▶ [DIRECTIVE]
Of all the lines in the material below, how many include the string "text"? Give the number only.

===== DATA EXCERPTS

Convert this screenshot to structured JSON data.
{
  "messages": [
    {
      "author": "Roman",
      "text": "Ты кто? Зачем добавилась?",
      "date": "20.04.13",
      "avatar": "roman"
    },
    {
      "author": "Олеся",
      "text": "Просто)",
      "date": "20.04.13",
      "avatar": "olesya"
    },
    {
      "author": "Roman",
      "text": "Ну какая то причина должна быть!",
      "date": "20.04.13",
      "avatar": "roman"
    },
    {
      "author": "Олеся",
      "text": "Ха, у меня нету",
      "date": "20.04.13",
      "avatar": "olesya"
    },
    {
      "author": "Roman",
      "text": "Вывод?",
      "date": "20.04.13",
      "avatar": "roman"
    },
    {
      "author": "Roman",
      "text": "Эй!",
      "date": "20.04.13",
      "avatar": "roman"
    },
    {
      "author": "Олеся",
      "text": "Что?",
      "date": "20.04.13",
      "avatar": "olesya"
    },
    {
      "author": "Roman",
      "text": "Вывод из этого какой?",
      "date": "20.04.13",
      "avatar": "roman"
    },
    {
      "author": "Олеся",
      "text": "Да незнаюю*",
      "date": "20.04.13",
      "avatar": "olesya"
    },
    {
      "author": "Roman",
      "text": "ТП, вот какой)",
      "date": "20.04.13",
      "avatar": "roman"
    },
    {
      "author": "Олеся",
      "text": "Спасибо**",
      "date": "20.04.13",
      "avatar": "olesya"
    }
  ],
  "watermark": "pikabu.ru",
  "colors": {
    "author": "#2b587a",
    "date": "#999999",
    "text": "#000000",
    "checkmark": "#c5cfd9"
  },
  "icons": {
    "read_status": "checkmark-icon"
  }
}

==========

▶ [PROBLEM SOLUTION]
12